• [What you need to do] From the listing below, return each line that includes "نورما".

• [Source records]
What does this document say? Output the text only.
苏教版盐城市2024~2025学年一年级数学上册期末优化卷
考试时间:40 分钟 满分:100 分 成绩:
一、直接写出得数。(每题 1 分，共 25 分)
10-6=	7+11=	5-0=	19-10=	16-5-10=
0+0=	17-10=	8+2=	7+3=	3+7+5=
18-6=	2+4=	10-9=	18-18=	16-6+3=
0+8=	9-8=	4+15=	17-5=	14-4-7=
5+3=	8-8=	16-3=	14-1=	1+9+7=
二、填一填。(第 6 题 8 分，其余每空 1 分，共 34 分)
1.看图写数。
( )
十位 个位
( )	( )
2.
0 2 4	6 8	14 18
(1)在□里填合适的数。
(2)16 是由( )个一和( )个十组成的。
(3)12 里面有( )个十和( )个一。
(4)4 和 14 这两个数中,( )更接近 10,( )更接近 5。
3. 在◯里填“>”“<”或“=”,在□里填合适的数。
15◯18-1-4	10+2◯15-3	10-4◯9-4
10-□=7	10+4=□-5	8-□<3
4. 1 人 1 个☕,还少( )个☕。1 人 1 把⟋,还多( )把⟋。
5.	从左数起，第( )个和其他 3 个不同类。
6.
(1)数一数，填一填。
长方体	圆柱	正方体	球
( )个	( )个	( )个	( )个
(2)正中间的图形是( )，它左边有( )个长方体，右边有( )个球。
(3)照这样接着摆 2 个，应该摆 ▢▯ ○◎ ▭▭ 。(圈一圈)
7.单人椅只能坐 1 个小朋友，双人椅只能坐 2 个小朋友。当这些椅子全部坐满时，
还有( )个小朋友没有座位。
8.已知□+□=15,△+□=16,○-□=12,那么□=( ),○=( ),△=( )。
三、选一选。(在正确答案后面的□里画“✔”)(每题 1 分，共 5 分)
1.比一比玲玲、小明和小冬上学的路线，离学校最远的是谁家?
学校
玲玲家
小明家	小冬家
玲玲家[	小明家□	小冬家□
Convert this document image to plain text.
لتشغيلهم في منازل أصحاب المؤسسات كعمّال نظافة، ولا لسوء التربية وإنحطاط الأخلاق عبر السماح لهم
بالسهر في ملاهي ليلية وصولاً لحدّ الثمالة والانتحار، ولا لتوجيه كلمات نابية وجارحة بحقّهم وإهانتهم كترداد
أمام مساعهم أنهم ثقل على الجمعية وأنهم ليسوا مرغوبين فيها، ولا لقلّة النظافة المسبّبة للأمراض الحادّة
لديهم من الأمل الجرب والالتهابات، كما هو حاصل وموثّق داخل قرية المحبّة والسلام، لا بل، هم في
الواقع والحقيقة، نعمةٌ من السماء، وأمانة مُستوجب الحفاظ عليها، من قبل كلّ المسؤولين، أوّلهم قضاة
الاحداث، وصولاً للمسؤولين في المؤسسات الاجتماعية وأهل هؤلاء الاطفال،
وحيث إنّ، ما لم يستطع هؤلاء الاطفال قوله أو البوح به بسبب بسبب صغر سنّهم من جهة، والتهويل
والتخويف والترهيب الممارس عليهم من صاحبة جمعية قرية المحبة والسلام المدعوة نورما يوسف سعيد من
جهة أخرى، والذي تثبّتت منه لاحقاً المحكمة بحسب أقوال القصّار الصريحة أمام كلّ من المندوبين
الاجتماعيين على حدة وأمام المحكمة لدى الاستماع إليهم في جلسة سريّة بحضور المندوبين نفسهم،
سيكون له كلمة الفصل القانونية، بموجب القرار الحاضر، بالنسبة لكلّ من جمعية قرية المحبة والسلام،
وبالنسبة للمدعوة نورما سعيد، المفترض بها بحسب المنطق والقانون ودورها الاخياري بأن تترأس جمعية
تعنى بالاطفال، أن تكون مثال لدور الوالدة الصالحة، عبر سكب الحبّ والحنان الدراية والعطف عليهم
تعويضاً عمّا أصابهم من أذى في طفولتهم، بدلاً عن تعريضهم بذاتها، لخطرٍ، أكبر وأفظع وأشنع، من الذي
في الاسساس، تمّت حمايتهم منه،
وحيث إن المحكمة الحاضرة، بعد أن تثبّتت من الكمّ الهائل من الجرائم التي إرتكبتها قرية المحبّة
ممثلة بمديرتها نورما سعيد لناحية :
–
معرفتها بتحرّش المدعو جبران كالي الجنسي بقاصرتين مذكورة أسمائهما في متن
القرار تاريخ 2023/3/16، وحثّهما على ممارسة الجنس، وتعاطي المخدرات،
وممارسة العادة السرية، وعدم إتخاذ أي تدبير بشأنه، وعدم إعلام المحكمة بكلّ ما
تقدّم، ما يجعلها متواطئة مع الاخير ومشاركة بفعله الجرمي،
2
* * *
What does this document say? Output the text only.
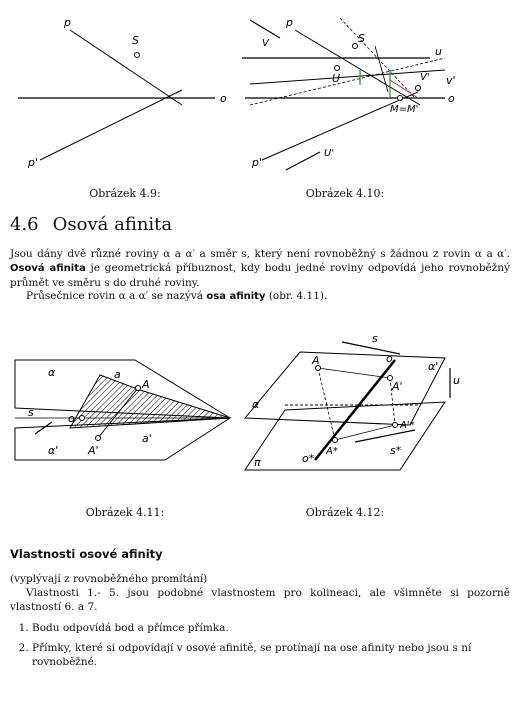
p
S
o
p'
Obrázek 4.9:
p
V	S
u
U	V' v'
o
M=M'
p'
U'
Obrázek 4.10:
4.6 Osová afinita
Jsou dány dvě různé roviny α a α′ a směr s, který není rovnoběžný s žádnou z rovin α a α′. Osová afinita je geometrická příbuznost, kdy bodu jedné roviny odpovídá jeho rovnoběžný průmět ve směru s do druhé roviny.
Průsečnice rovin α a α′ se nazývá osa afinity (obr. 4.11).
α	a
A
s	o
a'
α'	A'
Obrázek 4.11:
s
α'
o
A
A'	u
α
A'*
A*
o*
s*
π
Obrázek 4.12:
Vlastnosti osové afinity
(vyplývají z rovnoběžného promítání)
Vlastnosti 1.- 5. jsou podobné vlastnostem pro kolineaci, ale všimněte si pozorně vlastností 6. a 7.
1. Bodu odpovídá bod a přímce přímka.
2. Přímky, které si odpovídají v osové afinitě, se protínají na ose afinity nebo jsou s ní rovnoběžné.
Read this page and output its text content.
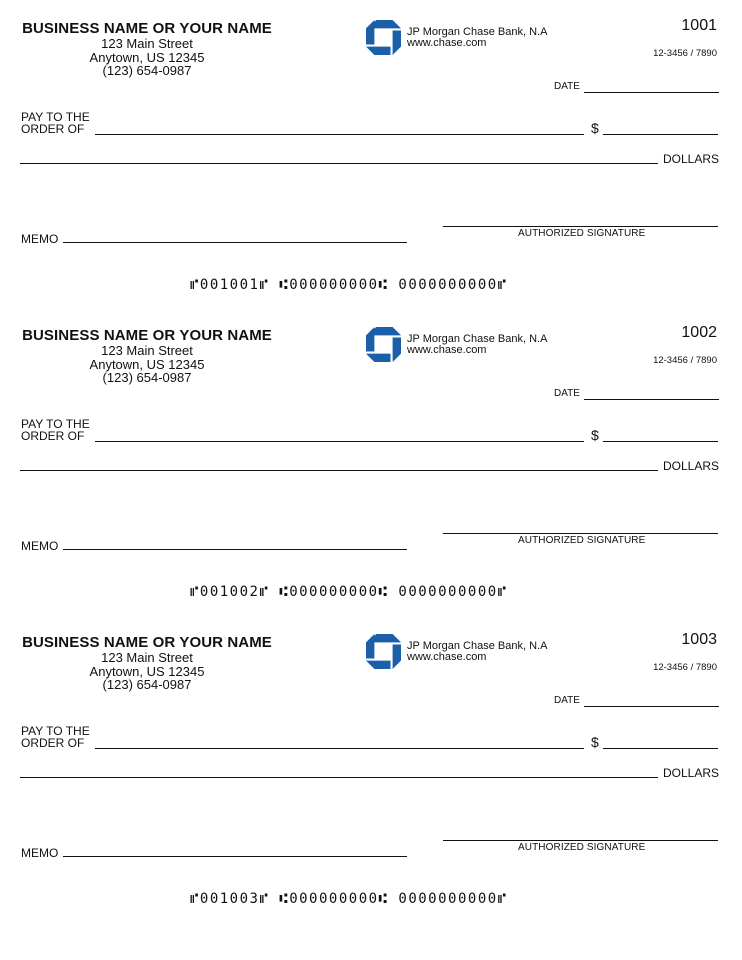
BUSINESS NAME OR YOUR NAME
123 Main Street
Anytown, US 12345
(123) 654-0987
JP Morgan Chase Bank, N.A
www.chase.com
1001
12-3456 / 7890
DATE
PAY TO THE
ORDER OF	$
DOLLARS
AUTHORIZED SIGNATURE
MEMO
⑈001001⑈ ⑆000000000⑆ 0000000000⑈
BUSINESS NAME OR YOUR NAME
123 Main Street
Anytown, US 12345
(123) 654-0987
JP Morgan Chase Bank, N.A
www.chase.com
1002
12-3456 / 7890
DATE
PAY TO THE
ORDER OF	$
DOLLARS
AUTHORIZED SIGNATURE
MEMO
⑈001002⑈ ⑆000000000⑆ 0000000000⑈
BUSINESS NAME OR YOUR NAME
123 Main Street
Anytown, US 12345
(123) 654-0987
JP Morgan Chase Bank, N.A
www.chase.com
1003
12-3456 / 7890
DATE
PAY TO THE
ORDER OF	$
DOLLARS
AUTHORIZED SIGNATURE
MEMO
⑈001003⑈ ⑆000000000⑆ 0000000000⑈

• [Answer to the task]
والتخويف والترهيب الممارس عليهم من صاحبة جمعية قرية المحبة والسلام المدعوة نورما يوسف سعيد من
وبالنسبة للمدعوة نورما سعيد، المفترض بها بحسب المنطق والقانون ودورها الاخياري بأن تترأس جمعية
ممثلة بمديرتها نورما سعيد لناحية :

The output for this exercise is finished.